_Short task 1_. According to the Globus notebook excerpt, in which file is the token stored after the first authentication?

--------------------

Create a guest collection on the NeSI endpoint, so that we don't need to do the NeSI two factor authentication repeatedly, we can just use Globus auth.

Navigate to a directory under */nesi/nobackup/[project_code]/*, click sharing and add a shared collection. Make a note of the "Endpoint UUID". Also store the full path on NeSI to the shared collection you just created (`nesi_path`):

https://transfer.nesi.org.nz/file-manager?origin_id=cc45cfe3-21ae-4e31-bad4-5b3e7d6a2ca1

In [2]:
# store your NeSI endpoint and path here
nesi_endpoint = "f456a507-3c5b-41b9-9d7f-2315b9fed386"  # my guest collection on NeSI
nesi_path = "/nesi/nobackup/nesi99999/csco212/funcx_demo"  # the full path to where I created the guest collection

## 3. Globus authentication on local machine

### Register an app with Globus, if you haven't done it already

Note: I think this is a one off, you can reuse the same client id.

> Navigate to the [Developer Site](https://developers.globus.org/) and select “Register your app with Globus.” You will be prompted to login – do so with the account you wish to use as your app’s administrator...

In [3]:
# identifier for the app we created on globus website above, can be reused
CLIENT_ID = "6ffc9c02-cf62-4268-a695-d9d100181962"

### Use fair-research-login to authenticate once with Globus for both FuncX and Globus transfer

The first time you have to authenticate, then token is stored in mytokens.json and loaded from there on subsequent calls.

In [4]:
from fair_research_login import NativeClient, JSONTokenStorage

cli = NativeClient(
    client_id=CLIENT_ID,
    token_storage=JSONTokenStorage('mytokens.json'),  # save/load tokens here
    app_name="FuncX/Globus NeSI Demo",
)

# get the requested scopes (load tokens from file if available, otherwise request new tokens)
search_scope = "urn:globus:auth:scope:search.api.globus.org:all"  # for FuncX
funcx_scope = "https://auth.globus.org/scopes/facd7ccc-c5f4-42aa-916b-a0e270e2c2a9/all"  # for FuncX
openid_scope = "openid"  # for FuncX
transfer_scope = "urn:globus:auth:scope:transfer.api.globus.org:all"  # for Globus transfer client
https_scope = f"https://auth.globus.org/scopes/{nesi_endpoint}/https"  # for HTTPS upload/download to our guest collection on NeSI
tokens = cli.login(
    refresh_tokens=True,
    requested_scopes=[openid_scope, search_scope, funcx_scope, transfer_scope, https_scope]
)

Starting login with Globus Auth, press ^C to cancel.
Opening in existing browser session.


[1357587:1357587:0100/000000.911487:ERROR:sandbox_linux.cc(378)] InitializeSandbox() called with multiple threads in process gpu-process.


In [5]:
# authorisers for requested scopes
authorisers = cli.get_authorizers_by_scope(requested_scopes=[openid_scope, funcx_scope, search_scope, transfer_scope, https_scope])

## 4. Start funcX client locally

Start the funcX client locally so we can submit jobs to the NeSI funcX endpoint we just created. This will also require authentication with Globus Auth.

--------------------

_Short task 2_. Copy the rows verbatim, beginning at the row that contains "battery-icon: [797, 643, 818, 677]" and stopping after the row that contains "cellular-signal-icon: [752, 646, 781, 674]".

_Data listing_.
--------------------

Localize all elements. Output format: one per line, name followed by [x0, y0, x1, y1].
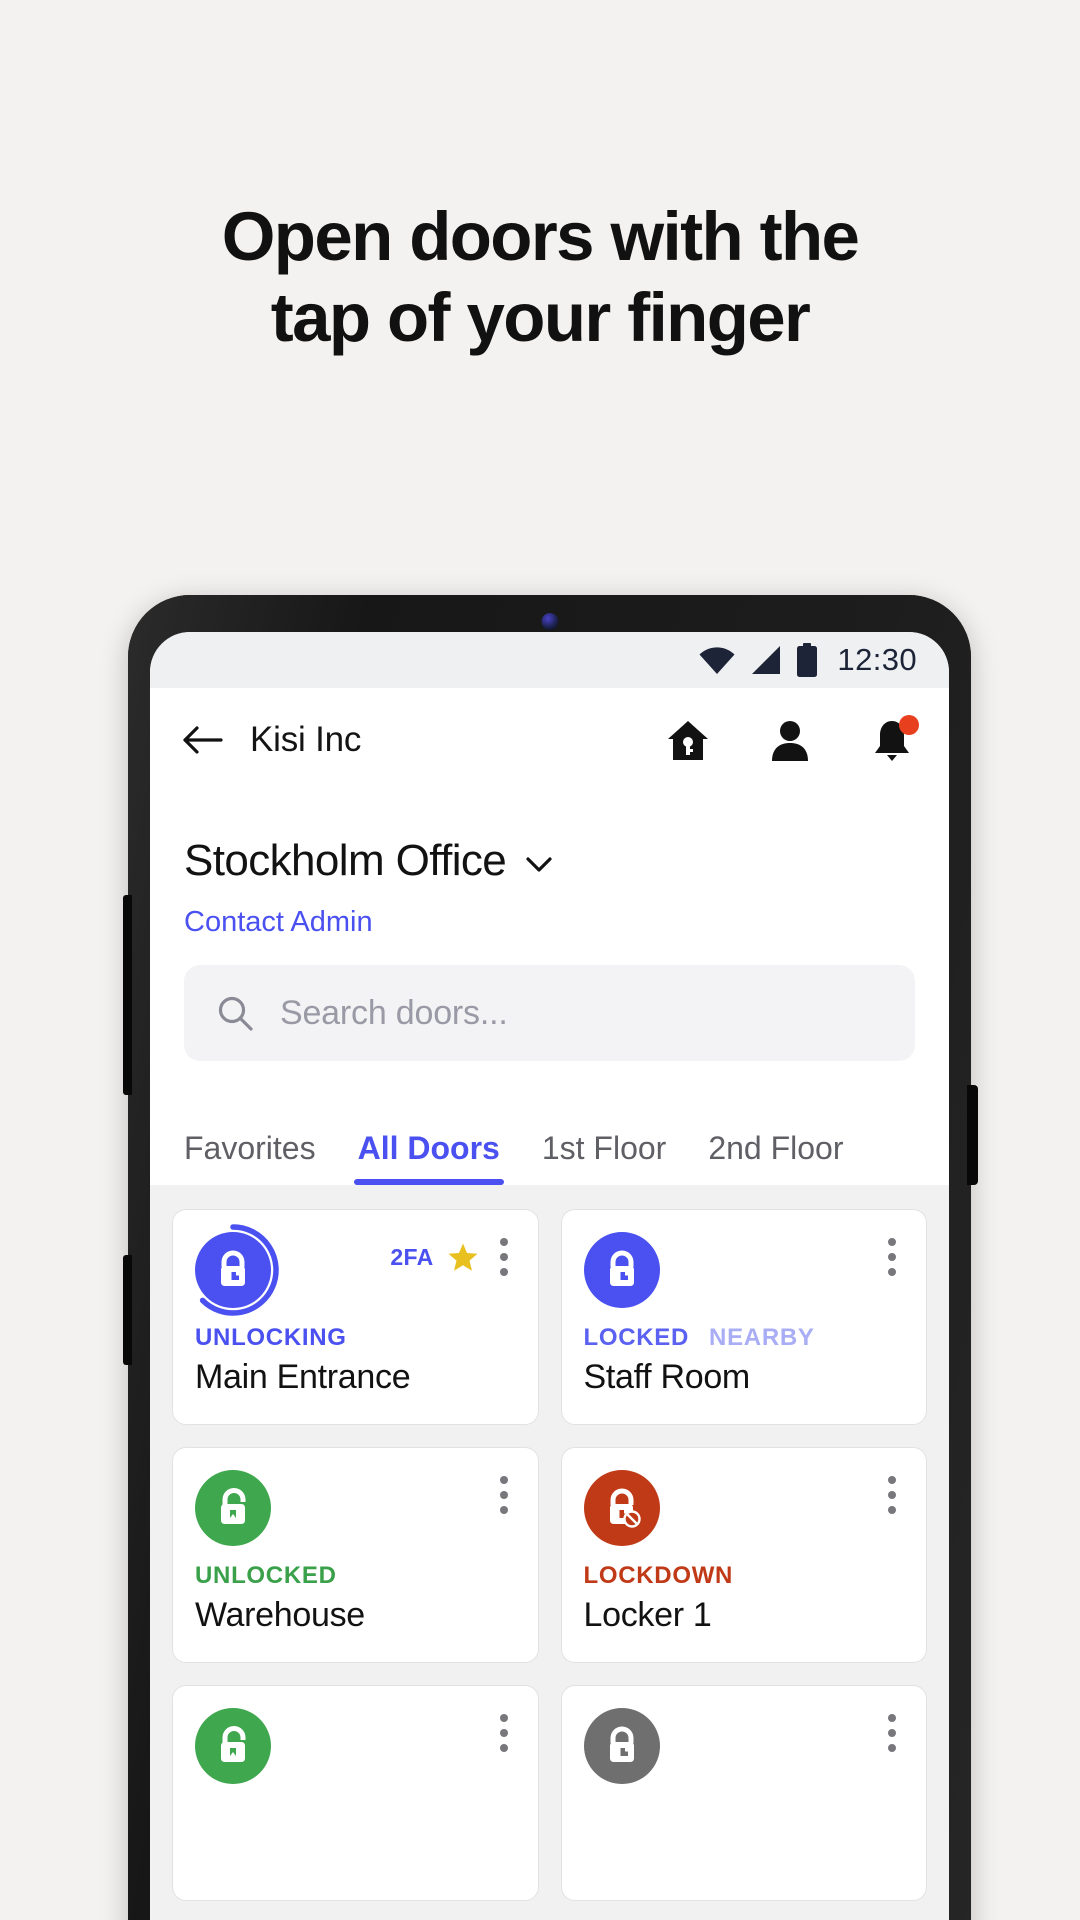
battery-icon: [797, 643, 818, 677]
door-name: Warehouse: [195, 1596, 365, 1634]
location-selector[interactable]: Stockholm Office: [184, 836, 915, 886]
lock-status-badge[interactable]: [195, 1470, 271, 1546]
contact-admin-link[interactable]: Contact Admin: [184, 906, 373, 939]
lock-status-badge[interactable]: [195, 1708, 271, 1784]
door-card-partial-unlocked[interactable]: [172, 1685, 539, 1901]
card-status-row: LOCKDOWN: [584, 1562, 905, 1590]
lock-status-badge[interactable]: [195, 1224, 279, 1316]
lock-closed-icon: [609, 1250, 634, 1286]
door-card-partial-locked[interactable]: [560, 1685, 927, 1901]
tab-all-doors[interactable]: All Doors: [353, 1130, 505, 1185]
location-name: Stockholm Office: [184, 836, 507, 885]
status-bar-clock: 12:30: [837, 642, 917, 677]
person-icon[interactable]: [767, 717, 813, 763]
kebab-menu-icon[interactable]: [880, 1474, 904, 1516]
card-header: [583, 1232, 905, 1308]
app-bar: Kisi Inc: [150, 688, 949, 792]
door-card-staff-room[interactable]: LOCKED NEARBY Staff Room: [560, 1209, 927, 1425]
kebab-menu-icon[interactable]: [492, 1712, 516, 1754]
lock-status-badge[interactable]: [583, 1708, 660, 1784]
cellular-signal-icon: [752, 646, 781, 674]
door-name: Staff Room: [583, 1358, 751, 1396]
front-camera: [541, 613, 558, 630]
bell-icon[interactable]: [869, 715, 919, 763]
lock-open-icon: [221, 1488, 246, 1524]
search-icon: [218, 996, 253, 1031]
status-bar: 12:30: [150, 632, 949, 688]
phone-left-button[interactable]: [123, 1255, 132, 1365]
phone-power-button[interactable]: [967, 1085, 978, 1185]
lock-blocked-icon: [609, 1488, 641, 1528]
card-actions: [492, 1470, 516, 1516]
door-card-main-entrance[interactable]: 2FA UNLOCKING Main Entrance: [172, 1209, 539, 1425]
card-status-row: UNLOCKING: [195, 1324, 516, 1352]
card-actions: [492, 1708, 516, 1754]
card-header: [195, 1470, 516, 1546]
wifi-icon: [699, 647, 735, 674]
kebab-menu-icon[interactable]: [492, 1474, 516, 1516]
door-status: LOCKDOWN: [583, 1562, 734, 1589]
favorite-star-icon[interactable]: [448, 1242, 478, 1272]
card-header: 2FA: [195, 1224, 516, 1316]
phone-volume-button[interactable]: [123, 895, 132, 1095]
door-card-locker-1[interactable]: LOCKDOWN Locker 1: [560, 1447, 927, 1663]
marketing-headline: Open doors with the tap of your finger: [0, 196, 1080, 359]
search-input[interactable]: Search doors...: [184, 965, 915, 1061]
card-actions: [880, 1470, 904, 1516]
kebab-menu-icon[interactable]: [492, 1236, 516, 1278]
location-section: Stockholm Office Contact Admin: [150, 792, 949, 939]
card-actions: [880, 1708, 904, 1754]
phone-mockup: 12:30 Kisi Inc Stockholm Office Contact …: [123, 595, 978, 1920]
card-status-row: UNLOCKED: [195, 1562, 516, 1590]
lock-closed-icon: [221, 1250, 245, 1286]
headline-line-1: Open doors with the: [221, 198, 860, 275]
headline-line-2: tap of your finger: [270, 279, 811, 357]
nearby-badge: NEARBY: [709, 1324, 815, 1351]
notification-badge: [899, 715, 919, 735]
chevron-down-icon: [526, 857, 552, 872]
door-list-area: 2FA UNLOCKING Main Entrance LOCKED NEARB…: [150, 1185, 949, 1920]
card-header: [583, 1470, 905, 1546]
lock-status-badge[interactable]: [583, 1470, 660, 1546]
door-status: LOCKED: [583, 1324, 690, 1351]
tab-1st-floor[interactable]: 1st Floor: [542, 1130, 666, 1185]
lock-closed-icon: [609, 1726, 634, 1762]
card-actions: 2FA: [390, 1232, 515, 1278]
tab-2nd-floor[interactable]: 2nd Floor: [708, 1130, 843, 1185]
door-filter-tabs: Favorites All Doors 1st Floor 2nd Floor: [150, 1061, 949, 1185]
lock-open-icon: [221, 1726, 246, 1762]
search-placeholder: Search doors...: [280, 993, 508, 1032]
back-arrow-icon[interactable]: [180, 718, 224, 762]
phone-screen: 12:30 Kisi Inc Stockholm Office Contact …: [150, 632, 949, 1920]
card-actions: [880, 1232, 904, 1278]
app-title: Kisi Inc: [250, 720, 362, 759]
kebab-menu-icon[interactable]: [880, 1712, 904, 1754]
home-key-icon[interactable]: [665, 717, 711, 763]
tab-favorites[interactable]: Favorites: [184, 1130, 316, 1185]
card-header: [583, 1708, 905, 1784]
door-card-warehouse[interactable]: UNLOCKED Warehouse: [172, 1447, 539, 1663]
door-name: Locker 1: [583, 1596, 712, 1634]
search-section: Search doors...: [150, 939, 949, 1061]
door-status: UNLOCKING: [195, 1324, 347, 1351]
door-status: UNLOCKED: [195, 1562, 337, 1589]
card-header: [195, 1708, 516, 1784]
kebab-menu-icon[interactable]: [880, 1236, 904, 1278]
door-name: Main Entrance: [195, 1358, 411, 1396]
card-status-row: LOCKED NEARBY: [584, 1324, 905, 1352]
door-grid: 2FA UNLOCKING Main Entrance LOCKED NEARB…: [172, 1209, 927, 1901]
twofa-badge: 2FA: [390, 1243, 434, 1270]
lock-status-badge[interactable]: [583, 1232, 660, 1308]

--------------------

_Exercise response 1_. mytokens.json

_Exercise response 2_.
battery-icon: [797, 643, 818, 677]
door-name: Warehouse: [195, 1596, 365, 1634]
location-selector[interactable]: Stockholm Office: [184, 836, 915, 886]
lock-status-badge[interactable]: [195, 1470, 271, 1546]
contact-admin-link[interactable]: Contact Admin: [184, 906, 373, 939]
lock-status-badge[interactable]: [195, 1708, 271, 1784]
door-card-partial-unlocked[interactable]: [172, 1685, 539, 1901]
card-status-row: LOCKDOWN: [584, 1562, 905, 1590]
lock-status-badge[interactable]: [195, 1224, 279, 1316]
lock-closed-icon: [609, 1250, 634, 1286]
door-card-partial-locked[interactable]: [560, 1685, 927, 1901]
tab-all-doors[interactable]: All Doors: [353, 1130, 505, 1185]
location-name: Stockholm Office: [184, 836, 507, 885]
status-bar-clock: 12:30: [837, 642, 917, 677]
person-icon[interactable]: [767, 717, 813, 763]
kebab-menu-icon[interactable]: [880, 1474, 904, 1516]
card-header: [583, 1232, 905, 1308]
app-bar: Kisi Inc: [150, 688, 949, 792]
door-card-staff-room[interactable]: LOCKED NEARBY Staff Room: [560, 1209, 927, 1425]
kebab-menu-icon[interactable]: [492, 1712, 516, 1754]
lock-status-badge[interactable]: [583, 1708, 660, 1784]
cellular-signal-icon: [752, 646, 781, 674]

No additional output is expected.